Aim:
Skip every picture and copy only the lines from the one containing "Read all visible content and emit it as JSON." to the final line of the records below.

Records from a dataset
⟨

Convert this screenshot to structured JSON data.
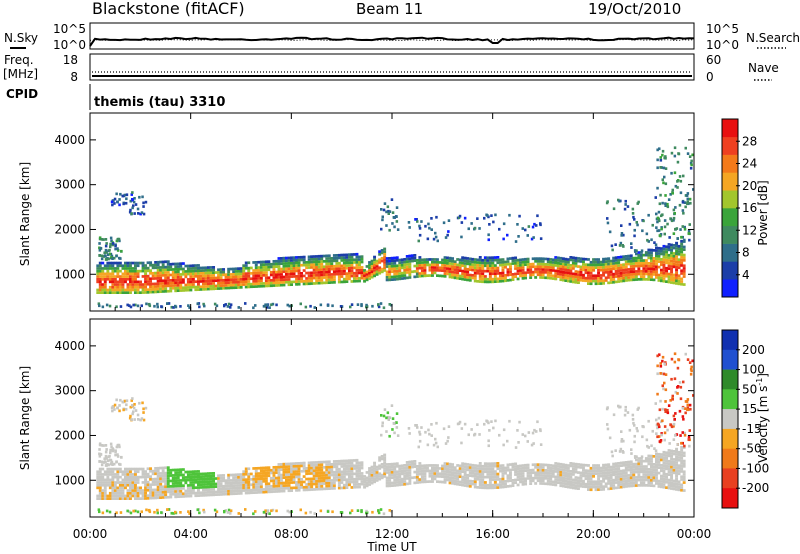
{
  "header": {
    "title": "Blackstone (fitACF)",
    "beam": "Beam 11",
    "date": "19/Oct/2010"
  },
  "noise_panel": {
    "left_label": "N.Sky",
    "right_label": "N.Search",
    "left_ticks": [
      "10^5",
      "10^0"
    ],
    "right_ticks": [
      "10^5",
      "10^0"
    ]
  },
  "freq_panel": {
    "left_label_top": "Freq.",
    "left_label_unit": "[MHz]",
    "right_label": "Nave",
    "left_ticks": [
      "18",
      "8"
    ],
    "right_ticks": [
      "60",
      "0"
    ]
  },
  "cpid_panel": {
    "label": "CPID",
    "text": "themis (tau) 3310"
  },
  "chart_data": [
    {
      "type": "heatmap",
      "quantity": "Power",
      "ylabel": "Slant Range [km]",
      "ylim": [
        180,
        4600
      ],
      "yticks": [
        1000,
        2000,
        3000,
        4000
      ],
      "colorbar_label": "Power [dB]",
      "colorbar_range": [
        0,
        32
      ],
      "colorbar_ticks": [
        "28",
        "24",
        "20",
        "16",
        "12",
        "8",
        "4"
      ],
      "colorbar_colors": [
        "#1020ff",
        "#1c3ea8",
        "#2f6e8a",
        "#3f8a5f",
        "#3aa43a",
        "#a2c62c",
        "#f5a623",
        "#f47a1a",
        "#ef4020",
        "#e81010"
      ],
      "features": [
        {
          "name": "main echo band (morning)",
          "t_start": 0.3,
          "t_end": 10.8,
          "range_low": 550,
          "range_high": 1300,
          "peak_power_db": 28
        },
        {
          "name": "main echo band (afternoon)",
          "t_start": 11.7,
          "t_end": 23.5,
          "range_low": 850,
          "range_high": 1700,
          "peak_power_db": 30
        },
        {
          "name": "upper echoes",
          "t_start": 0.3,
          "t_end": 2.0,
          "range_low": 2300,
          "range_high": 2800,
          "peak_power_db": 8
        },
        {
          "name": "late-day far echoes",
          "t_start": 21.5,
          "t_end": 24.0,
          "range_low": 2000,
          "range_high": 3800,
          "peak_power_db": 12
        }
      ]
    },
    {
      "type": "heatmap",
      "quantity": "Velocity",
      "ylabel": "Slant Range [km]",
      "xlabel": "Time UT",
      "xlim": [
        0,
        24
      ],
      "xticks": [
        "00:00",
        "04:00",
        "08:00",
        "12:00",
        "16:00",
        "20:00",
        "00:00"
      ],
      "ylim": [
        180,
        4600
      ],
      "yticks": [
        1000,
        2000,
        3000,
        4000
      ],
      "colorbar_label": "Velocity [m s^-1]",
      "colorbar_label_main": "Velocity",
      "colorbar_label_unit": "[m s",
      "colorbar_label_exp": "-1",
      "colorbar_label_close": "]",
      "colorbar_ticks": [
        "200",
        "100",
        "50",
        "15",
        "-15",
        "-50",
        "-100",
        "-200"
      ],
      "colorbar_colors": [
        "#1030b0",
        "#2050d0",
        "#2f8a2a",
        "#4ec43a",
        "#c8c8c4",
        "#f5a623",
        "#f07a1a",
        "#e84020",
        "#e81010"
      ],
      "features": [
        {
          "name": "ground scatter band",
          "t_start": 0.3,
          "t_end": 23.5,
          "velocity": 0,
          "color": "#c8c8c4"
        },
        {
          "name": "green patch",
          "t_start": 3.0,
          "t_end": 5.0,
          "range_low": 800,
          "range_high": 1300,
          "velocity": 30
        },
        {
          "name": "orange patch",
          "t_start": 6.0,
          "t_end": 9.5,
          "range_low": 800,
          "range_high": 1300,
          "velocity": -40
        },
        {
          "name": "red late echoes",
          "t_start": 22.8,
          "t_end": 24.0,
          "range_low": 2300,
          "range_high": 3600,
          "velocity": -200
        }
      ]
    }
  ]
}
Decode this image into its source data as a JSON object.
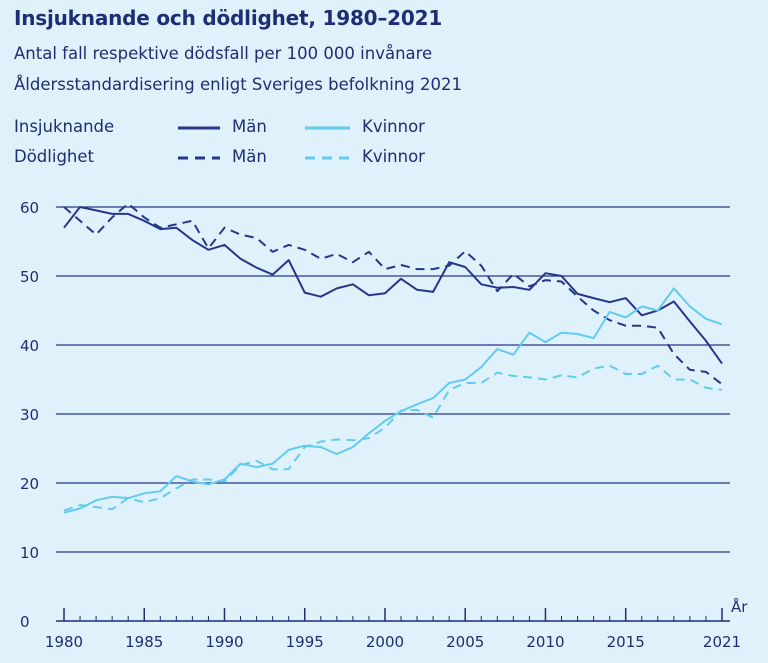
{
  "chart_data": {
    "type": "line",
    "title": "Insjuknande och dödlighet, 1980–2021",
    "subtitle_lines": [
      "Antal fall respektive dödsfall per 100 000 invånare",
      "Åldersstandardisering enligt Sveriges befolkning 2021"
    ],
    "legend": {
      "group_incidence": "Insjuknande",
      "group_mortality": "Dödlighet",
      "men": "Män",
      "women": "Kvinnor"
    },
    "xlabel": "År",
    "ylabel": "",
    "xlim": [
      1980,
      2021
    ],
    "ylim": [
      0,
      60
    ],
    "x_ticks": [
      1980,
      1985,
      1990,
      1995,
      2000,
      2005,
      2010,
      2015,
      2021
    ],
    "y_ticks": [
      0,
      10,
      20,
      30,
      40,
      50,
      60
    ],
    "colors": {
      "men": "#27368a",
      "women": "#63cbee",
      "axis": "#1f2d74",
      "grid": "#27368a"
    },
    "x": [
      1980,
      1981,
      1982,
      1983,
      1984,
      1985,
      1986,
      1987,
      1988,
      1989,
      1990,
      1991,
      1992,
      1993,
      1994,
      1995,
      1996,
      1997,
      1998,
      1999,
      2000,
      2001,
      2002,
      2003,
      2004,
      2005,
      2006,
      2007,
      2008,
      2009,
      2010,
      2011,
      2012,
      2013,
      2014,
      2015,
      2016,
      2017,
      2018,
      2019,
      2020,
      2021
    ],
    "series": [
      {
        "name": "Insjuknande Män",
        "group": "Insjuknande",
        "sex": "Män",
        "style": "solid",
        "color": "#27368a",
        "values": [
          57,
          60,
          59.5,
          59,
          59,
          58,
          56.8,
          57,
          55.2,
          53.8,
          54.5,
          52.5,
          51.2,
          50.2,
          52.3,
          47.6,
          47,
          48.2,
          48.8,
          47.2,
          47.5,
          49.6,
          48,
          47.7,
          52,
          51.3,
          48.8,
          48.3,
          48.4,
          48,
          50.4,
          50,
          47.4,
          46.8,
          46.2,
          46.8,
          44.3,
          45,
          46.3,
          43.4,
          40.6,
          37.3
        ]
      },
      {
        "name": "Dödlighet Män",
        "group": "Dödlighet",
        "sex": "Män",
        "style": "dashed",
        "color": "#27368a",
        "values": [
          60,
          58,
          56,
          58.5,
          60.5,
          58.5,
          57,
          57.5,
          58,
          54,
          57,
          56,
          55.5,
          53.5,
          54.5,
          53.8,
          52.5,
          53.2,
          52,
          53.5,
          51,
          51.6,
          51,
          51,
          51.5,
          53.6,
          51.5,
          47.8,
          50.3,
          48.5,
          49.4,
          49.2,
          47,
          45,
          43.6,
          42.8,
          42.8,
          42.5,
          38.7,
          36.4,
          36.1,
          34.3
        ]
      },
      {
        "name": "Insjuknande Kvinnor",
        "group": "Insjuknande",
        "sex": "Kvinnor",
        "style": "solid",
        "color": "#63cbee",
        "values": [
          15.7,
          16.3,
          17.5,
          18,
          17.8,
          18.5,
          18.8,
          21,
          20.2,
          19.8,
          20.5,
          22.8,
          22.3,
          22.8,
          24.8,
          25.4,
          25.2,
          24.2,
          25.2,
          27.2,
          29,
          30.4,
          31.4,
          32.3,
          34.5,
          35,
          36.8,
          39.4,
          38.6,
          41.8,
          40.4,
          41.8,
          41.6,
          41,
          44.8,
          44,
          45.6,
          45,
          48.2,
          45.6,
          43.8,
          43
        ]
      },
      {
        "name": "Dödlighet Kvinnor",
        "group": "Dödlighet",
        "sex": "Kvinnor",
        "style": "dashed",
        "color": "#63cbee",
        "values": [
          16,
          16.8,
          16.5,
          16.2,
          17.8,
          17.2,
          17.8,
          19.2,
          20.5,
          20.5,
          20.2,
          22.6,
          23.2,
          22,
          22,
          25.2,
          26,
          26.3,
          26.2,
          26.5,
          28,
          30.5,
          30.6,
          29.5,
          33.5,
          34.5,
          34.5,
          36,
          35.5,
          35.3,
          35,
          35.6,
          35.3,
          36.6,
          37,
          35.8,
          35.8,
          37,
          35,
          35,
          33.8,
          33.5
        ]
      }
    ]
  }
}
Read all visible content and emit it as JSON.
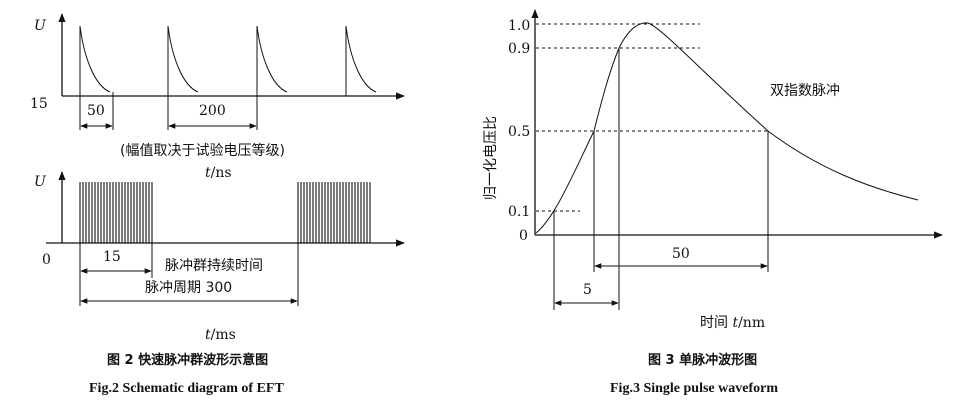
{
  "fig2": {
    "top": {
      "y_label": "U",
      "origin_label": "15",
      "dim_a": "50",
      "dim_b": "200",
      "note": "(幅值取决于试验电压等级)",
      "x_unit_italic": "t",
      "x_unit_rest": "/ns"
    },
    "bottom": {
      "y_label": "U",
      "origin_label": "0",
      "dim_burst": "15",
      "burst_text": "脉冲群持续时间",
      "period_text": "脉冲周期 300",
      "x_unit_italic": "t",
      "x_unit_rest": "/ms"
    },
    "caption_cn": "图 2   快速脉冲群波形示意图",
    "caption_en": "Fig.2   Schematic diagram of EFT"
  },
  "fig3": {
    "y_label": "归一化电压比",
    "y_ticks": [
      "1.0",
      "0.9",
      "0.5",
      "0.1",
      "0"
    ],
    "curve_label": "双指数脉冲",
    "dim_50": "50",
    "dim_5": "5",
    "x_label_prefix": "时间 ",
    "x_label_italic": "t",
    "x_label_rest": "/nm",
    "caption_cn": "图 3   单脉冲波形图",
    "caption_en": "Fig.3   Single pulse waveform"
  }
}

⟩

Response to this task:
Read all visible content and emit it as JSON.
{
  "fig2": {
    "top": {
      "y_label": "U",
      "origin_label": "15",
      "dim_a": "50",
      "dim_b": "200",
      "note": "(幅值取决于试验电压等级)",
      "x_unit_italic": "t",
      "x_unit_rest": "/ns"
    },
    "bottom": {
      "y_label": "U",
      "origin_label": "0",
      "dim_burst": "15",
      "burst_text": "脉冲群持续时间",
      "period_text": "脉冲周期 300",
      "x_unit_italic": "t",
      "x_unit_rest": "/ms"
    },
    "caption_cn": "图 2   快速脉冲群波形示意图",
    "caption_en": "Fig.2   Schematic diagram of EFT"
  },
  "fig3": {
    "y_label": "归一化电压比",
    "y_ticks": [
      "1.0",
      "0.9",
      "0.5",
      "0.1",
      "0"
    ],
    "curve_label": "双指数脉冲",
    "dim_50": "50",
    "dim_5": "5",
    "x_label_prefix": "时间 ",
    "x_label_italic": "t",
    "x_label_rest": "/nm",
    "caption_cn": "图 3   单脉冲波形图",
    "caption_en": "Fig.3   Single pulse waveform"
  }
}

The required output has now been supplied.